EXCERPT PROVIDED.
________________________

PARALLEL DATA LAB 

PDL Abstract

AdaptSize: Orchestrating the Hot Object Memory Cache in a Content Delivery Network

14th USENIX Symposium on Networked Systems Design and Implementation (NSDI '17). March 27–29, 2017, Boston, MA.

Daniel S. Berger1, Ramesh K. Sitaraman2, Mor Harchol-Balter3

1 University of Kaiserslautern
2 UMass Amherst & Akamai Technologies
3 Carnegie Mellon University

http://www.pdl.cmu.edu/

Most major content providers use content delivery networks (CDNs) to serve web and video content to their users. A CDN is a large distributed system of servers that caches and delivers content to users. The first-level cache in a CDN server is the memory-resident Hot Object Cache (HOC). A major goal of a CDN is to maximize the object hit ratio (OHR) of its HOCs. But, the small size of the HOC, the huge variance in the requested object sizes, and the diversity of request patterns make this goal challenging.

________________________

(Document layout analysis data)
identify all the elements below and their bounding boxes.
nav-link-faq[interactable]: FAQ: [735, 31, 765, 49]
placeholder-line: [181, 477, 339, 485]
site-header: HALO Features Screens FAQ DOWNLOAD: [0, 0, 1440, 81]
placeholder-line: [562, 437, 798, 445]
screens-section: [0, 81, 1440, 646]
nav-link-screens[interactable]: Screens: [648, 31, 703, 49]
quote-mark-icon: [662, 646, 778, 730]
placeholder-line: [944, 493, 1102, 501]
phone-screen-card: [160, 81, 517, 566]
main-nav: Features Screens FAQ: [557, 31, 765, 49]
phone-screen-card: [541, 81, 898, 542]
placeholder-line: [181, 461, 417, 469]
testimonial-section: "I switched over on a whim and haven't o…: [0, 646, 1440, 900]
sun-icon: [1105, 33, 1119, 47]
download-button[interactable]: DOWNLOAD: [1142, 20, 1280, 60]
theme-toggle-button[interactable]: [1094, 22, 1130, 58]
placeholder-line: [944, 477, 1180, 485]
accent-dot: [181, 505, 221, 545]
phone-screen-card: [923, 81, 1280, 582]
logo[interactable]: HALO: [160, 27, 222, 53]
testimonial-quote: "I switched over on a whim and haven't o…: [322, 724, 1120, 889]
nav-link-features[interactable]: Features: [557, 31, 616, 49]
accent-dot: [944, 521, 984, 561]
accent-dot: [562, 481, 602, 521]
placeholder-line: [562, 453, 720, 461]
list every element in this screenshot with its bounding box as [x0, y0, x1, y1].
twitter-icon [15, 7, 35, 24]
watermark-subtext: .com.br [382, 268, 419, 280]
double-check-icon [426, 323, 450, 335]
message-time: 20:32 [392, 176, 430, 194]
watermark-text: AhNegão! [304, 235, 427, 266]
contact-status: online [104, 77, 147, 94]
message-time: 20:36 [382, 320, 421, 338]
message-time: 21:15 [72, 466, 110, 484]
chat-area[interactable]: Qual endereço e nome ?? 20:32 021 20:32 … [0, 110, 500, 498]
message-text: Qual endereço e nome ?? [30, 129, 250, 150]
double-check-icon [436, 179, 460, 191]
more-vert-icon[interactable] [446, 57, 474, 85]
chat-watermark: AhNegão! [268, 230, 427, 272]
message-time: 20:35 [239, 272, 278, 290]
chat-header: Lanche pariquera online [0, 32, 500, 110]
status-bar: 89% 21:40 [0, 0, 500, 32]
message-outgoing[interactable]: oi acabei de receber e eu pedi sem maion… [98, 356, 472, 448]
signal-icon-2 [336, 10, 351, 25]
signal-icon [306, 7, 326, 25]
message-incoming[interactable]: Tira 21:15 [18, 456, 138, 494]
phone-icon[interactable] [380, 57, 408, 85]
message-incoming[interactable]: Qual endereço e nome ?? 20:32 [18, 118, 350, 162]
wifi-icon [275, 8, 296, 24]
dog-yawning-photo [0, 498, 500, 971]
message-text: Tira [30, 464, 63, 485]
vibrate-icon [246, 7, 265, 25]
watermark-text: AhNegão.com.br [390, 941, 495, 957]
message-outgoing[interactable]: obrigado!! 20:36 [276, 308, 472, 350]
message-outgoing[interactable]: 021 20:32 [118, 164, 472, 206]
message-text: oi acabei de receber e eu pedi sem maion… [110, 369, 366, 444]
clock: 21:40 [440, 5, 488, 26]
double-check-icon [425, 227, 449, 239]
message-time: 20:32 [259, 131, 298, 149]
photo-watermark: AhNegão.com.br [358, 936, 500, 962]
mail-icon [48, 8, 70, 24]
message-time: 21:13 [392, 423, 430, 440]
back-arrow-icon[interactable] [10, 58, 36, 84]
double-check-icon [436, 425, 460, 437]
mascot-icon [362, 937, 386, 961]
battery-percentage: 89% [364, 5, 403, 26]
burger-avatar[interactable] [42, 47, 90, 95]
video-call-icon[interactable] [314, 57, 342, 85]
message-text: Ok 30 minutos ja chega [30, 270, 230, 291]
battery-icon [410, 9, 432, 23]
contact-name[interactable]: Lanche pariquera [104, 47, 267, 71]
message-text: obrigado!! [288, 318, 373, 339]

________________________

EXERCISES.
• A. Answer these questions about the AdaptSize abstract, one per line:
(i) At which event and in which city was the paper presented?
(ii) What is the first-level cache in a CDN server?
(iii) Which institution is Mor Harchol-Balter affiliated with?
• B. Write the next part of the AdaptSize abstract, starting after its final sentence.

YOUR RESPONSES.
• A.
(i) The 14th USENIX Symposium on Networked Systems Design and Implementation (NSDI '17), in Boston, MA
(ii) The memory-resident Hot Object Cache (HOC)
(iii) Carnegie Mellon University

• B.
We propose AdaptSize, the first adaptive, size-aware cache admission policy for HOCs that achieves a high OHR, even when object size distributions and request characteristics vary significantly over time. At the core of AdaptSize is a novel Markov cache model that seamlessly adapts the caching parameters to the changing request patterns. Using request traces from one of the largest CDNs in the world, we show that our implementation of AdaptSize achieves significantly higher OHR than widelyused production systems: 30-48% and 47-91% higher OHR than Nginx and Varnish, respectively. AdaptSize also achieves 33-46% higher OHR than state-of-the-art research systems. Further, AdaptSize is more robust to changing request patterns than the traditional tuning approach of hill climbing and shadow queues studied in other contexts.